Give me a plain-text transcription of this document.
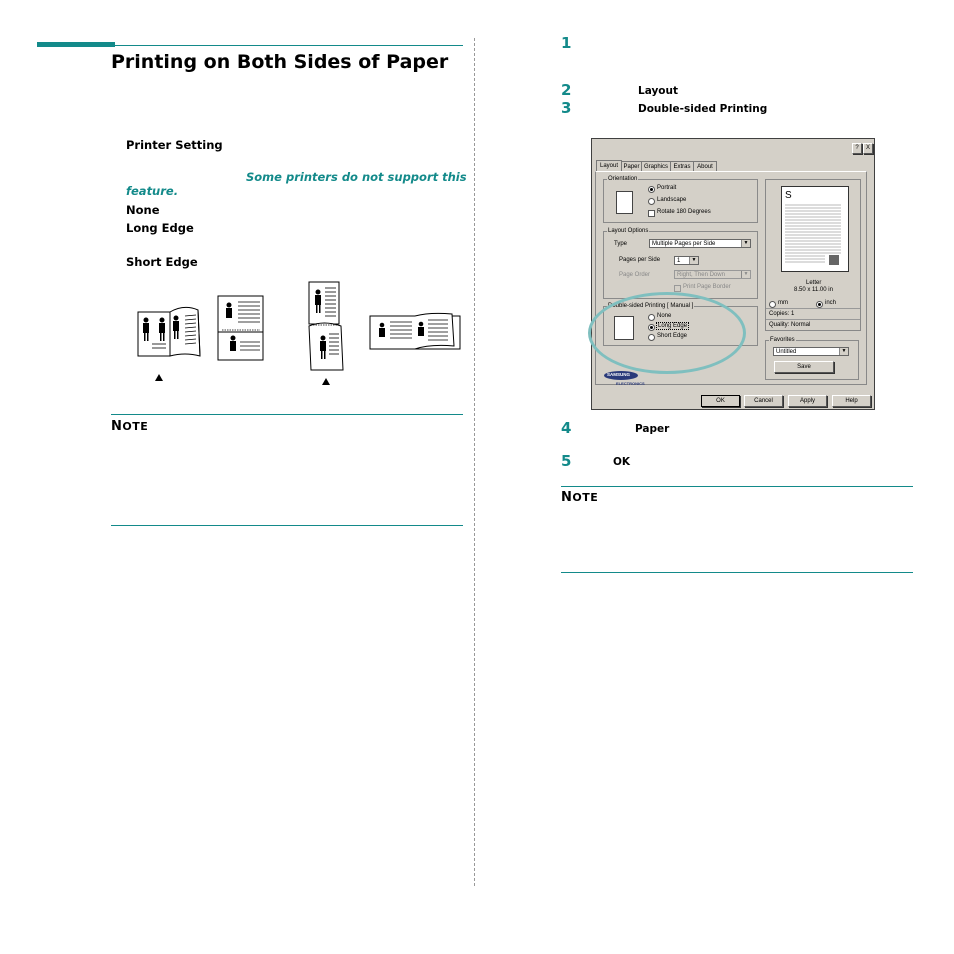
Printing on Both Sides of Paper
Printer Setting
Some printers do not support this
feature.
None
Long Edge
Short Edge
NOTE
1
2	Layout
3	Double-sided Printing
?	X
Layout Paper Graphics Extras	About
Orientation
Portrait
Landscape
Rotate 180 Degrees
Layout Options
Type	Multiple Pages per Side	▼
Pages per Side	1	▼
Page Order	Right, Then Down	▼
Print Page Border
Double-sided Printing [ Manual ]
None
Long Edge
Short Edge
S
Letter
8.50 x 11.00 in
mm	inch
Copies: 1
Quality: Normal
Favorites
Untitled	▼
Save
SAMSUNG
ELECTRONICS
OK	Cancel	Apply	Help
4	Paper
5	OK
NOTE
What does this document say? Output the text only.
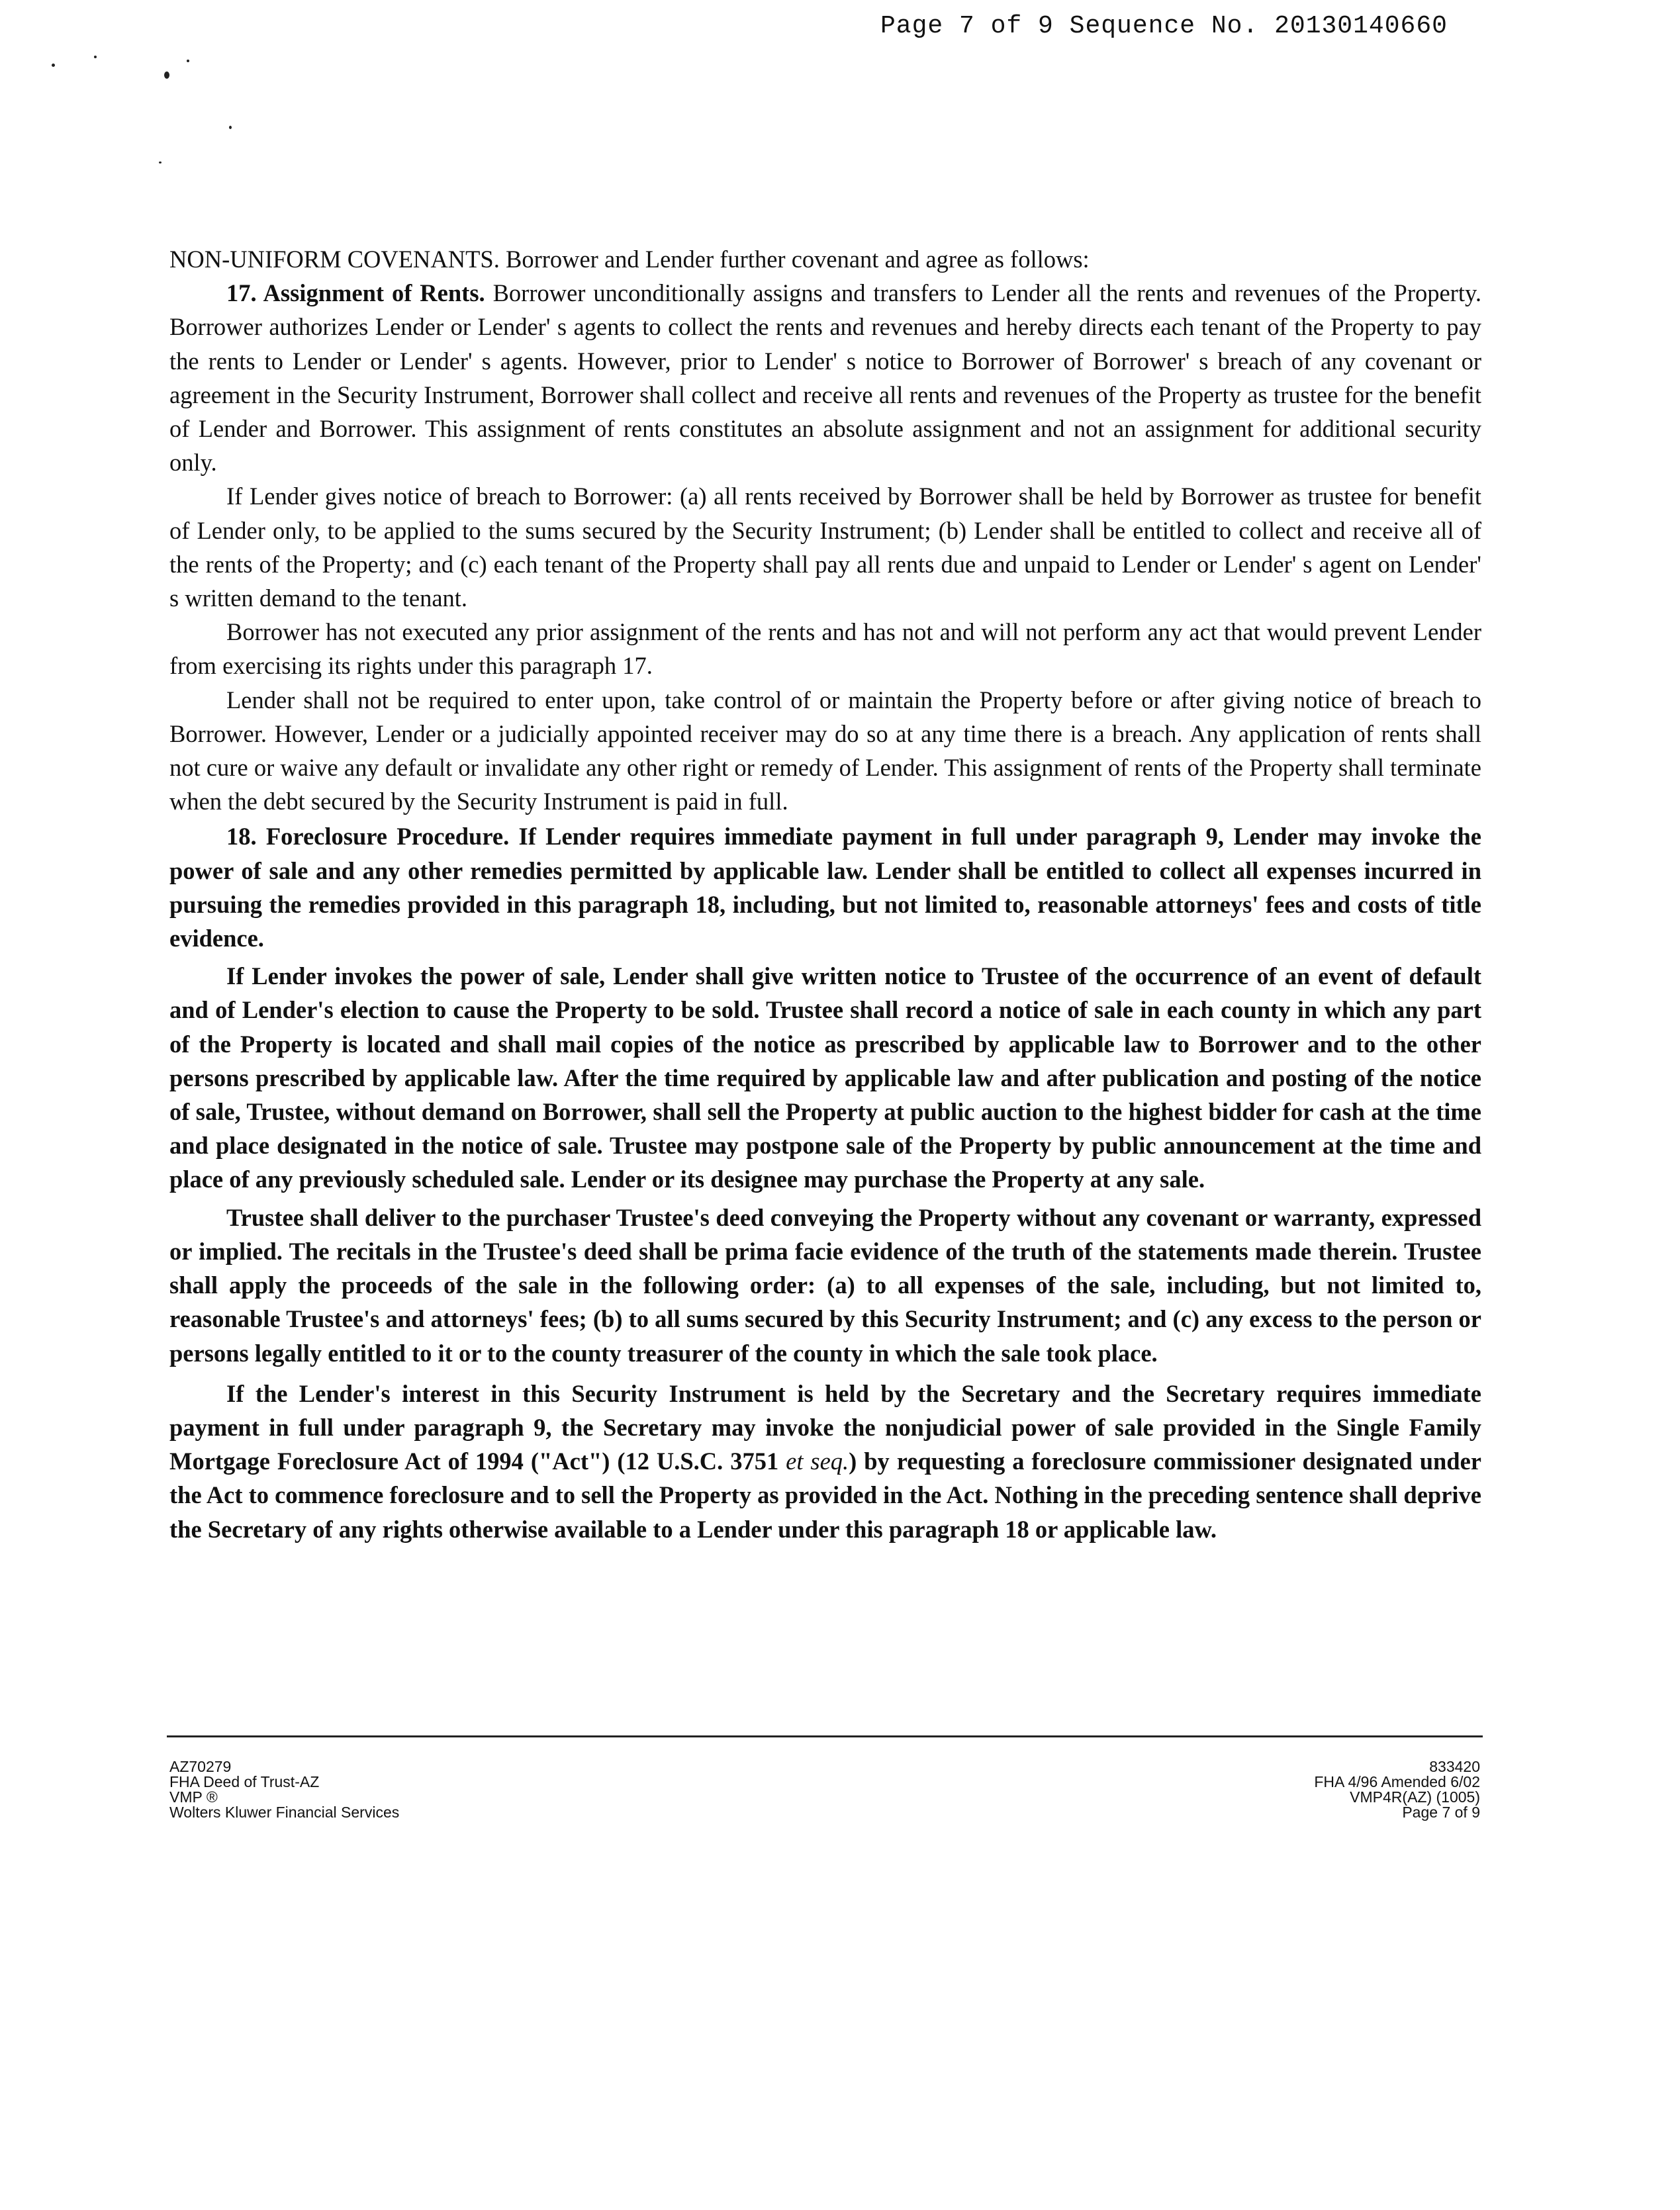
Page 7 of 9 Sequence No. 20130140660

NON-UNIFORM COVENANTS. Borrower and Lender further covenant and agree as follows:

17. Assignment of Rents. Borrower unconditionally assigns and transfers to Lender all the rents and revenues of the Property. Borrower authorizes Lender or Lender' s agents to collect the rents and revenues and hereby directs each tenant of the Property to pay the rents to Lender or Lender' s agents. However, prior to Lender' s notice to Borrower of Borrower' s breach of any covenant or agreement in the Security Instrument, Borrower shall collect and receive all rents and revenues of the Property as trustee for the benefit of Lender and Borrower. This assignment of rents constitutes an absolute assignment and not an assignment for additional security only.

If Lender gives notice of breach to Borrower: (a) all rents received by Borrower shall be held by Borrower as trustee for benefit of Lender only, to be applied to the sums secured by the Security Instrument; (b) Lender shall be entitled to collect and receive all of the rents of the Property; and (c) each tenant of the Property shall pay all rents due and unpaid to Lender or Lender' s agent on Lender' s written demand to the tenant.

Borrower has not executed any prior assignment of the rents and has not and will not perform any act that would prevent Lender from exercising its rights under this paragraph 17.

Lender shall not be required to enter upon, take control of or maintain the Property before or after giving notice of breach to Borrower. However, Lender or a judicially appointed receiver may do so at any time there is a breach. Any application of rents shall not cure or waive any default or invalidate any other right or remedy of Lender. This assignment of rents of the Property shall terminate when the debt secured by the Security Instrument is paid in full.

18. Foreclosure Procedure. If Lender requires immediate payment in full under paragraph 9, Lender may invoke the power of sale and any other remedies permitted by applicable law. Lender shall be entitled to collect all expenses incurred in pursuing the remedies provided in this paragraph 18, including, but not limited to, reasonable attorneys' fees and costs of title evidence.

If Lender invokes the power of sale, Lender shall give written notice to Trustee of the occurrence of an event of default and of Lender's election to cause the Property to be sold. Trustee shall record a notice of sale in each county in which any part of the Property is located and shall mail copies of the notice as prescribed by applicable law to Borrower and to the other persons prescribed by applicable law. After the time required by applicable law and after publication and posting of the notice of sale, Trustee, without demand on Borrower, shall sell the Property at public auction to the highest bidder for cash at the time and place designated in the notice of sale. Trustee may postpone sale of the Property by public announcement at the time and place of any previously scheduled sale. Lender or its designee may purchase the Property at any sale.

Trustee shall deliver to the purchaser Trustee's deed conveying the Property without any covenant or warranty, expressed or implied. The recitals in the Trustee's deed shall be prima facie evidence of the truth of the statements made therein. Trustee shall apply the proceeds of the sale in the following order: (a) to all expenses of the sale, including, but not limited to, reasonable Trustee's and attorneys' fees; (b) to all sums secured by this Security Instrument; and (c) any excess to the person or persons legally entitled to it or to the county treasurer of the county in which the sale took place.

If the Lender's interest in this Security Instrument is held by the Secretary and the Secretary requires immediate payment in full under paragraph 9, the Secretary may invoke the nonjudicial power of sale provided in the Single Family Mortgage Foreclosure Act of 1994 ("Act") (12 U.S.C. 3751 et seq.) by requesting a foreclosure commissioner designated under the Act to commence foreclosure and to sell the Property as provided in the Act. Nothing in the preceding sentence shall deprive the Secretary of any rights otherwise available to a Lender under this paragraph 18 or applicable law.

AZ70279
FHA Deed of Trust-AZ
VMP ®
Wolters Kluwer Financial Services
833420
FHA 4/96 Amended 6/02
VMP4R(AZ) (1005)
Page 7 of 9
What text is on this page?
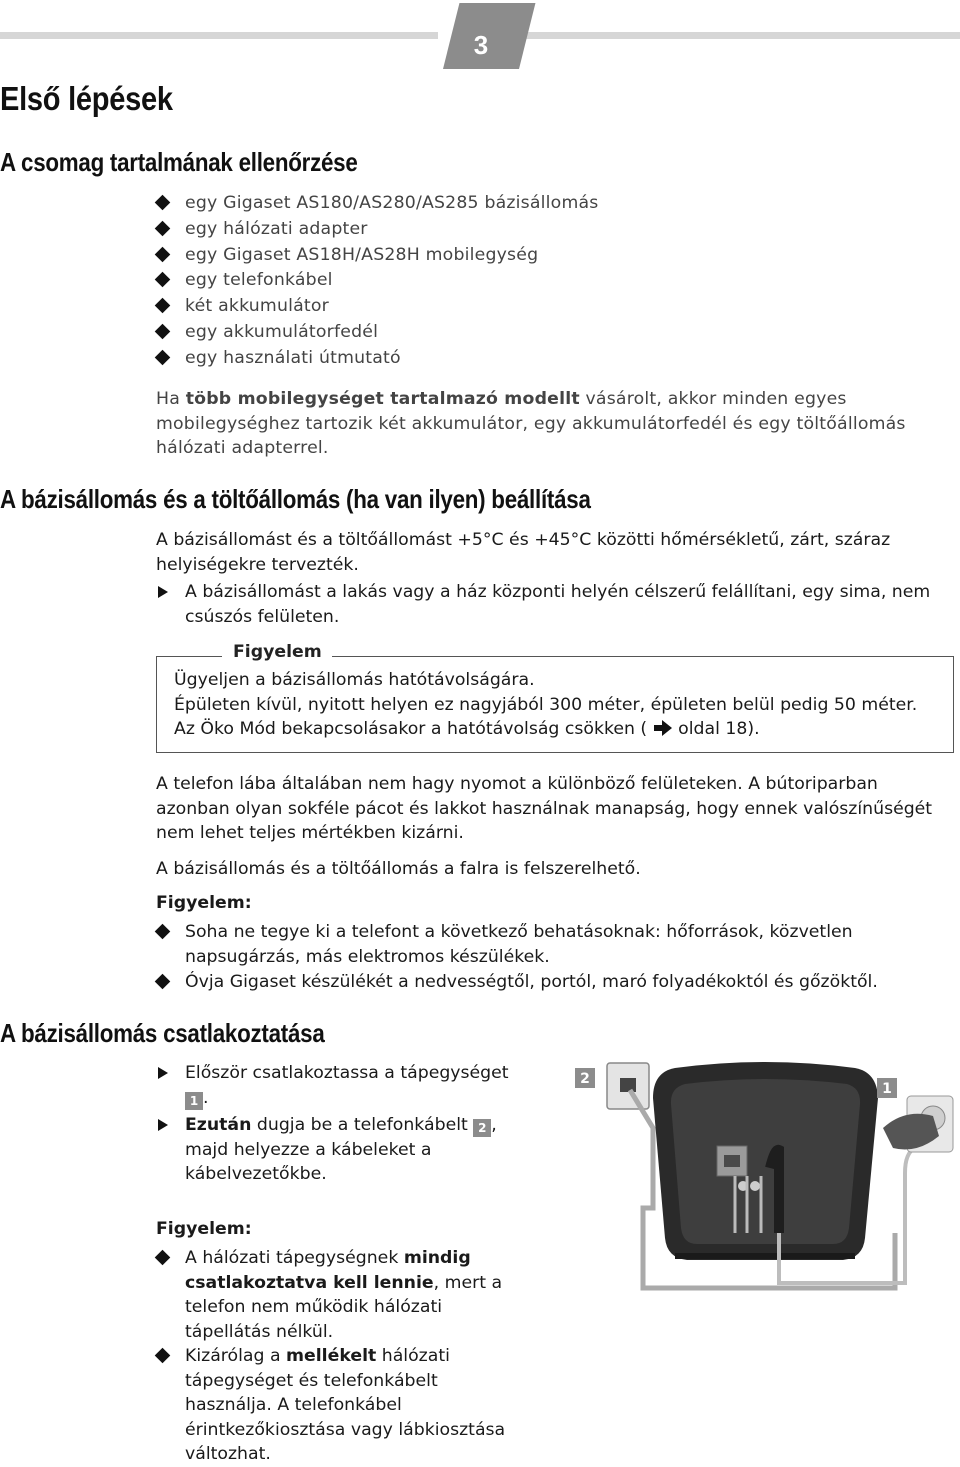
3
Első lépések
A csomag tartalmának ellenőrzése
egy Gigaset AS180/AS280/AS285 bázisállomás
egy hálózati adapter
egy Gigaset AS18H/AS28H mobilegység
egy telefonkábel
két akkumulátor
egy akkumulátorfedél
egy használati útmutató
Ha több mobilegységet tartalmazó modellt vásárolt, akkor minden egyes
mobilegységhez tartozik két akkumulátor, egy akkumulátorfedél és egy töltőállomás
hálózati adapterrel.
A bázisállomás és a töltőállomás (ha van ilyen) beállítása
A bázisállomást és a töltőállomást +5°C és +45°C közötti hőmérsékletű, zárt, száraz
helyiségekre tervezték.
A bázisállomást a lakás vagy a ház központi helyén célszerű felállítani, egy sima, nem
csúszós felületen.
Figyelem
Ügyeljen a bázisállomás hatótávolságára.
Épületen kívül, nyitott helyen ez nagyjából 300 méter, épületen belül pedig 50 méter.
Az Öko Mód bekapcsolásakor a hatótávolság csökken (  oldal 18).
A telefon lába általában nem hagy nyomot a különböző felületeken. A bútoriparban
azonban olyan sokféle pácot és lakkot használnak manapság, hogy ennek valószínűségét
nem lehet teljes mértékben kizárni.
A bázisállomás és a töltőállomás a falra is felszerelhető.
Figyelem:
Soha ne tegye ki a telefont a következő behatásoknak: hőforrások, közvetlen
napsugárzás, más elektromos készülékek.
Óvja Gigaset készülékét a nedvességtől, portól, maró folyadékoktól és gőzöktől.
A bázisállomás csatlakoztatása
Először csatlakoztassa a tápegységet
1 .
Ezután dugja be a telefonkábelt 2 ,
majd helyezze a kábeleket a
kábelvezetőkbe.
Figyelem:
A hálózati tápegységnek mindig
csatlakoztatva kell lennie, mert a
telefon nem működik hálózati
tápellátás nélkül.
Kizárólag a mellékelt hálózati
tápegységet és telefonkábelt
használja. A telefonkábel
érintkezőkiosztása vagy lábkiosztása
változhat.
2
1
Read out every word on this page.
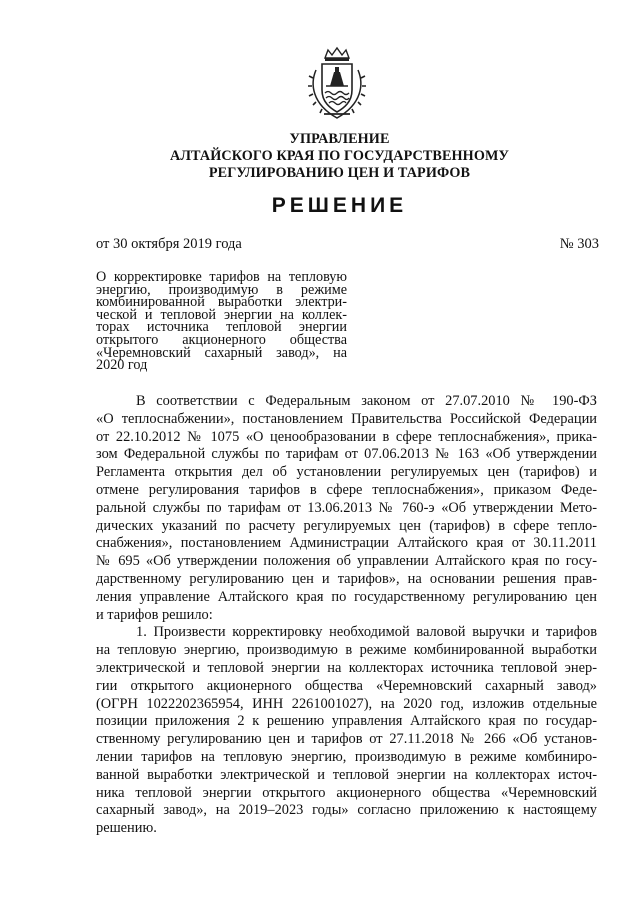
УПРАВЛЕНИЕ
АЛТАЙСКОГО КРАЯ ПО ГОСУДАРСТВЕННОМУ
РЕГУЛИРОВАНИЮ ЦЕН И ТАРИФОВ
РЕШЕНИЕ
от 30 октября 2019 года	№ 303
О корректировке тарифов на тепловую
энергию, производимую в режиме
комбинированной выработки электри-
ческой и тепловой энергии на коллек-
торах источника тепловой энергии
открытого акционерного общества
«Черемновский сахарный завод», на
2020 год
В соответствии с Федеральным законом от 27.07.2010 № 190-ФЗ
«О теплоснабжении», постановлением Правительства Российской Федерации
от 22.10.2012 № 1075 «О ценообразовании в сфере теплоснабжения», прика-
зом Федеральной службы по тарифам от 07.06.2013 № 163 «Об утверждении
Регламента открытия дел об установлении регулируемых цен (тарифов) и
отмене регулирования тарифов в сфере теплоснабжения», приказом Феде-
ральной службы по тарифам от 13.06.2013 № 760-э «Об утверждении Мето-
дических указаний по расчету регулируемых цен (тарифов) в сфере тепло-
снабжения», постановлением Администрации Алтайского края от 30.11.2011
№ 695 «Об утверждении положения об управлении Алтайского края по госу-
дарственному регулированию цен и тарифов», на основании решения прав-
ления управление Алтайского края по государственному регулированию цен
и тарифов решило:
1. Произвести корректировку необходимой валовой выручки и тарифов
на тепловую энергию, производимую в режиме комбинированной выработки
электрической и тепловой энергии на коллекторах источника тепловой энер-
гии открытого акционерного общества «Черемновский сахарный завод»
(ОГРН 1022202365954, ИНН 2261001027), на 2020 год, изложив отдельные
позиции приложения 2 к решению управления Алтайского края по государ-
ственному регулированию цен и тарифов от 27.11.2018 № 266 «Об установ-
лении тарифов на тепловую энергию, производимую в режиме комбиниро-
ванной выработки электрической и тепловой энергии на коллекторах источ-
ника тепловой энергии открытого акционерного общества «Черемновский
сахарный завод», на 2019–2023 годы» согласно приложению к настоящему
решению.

**TASK OBJECTIVE**
Go through the records above and copy every line with the word "завод".

**FINAL RESULT**
«Черемновский сахарный завод», на
гии открытого акционерного общества «Черемновский сахарный завод»
сахарный завод», на 2019–2023 годы» согласно приложению к настоящему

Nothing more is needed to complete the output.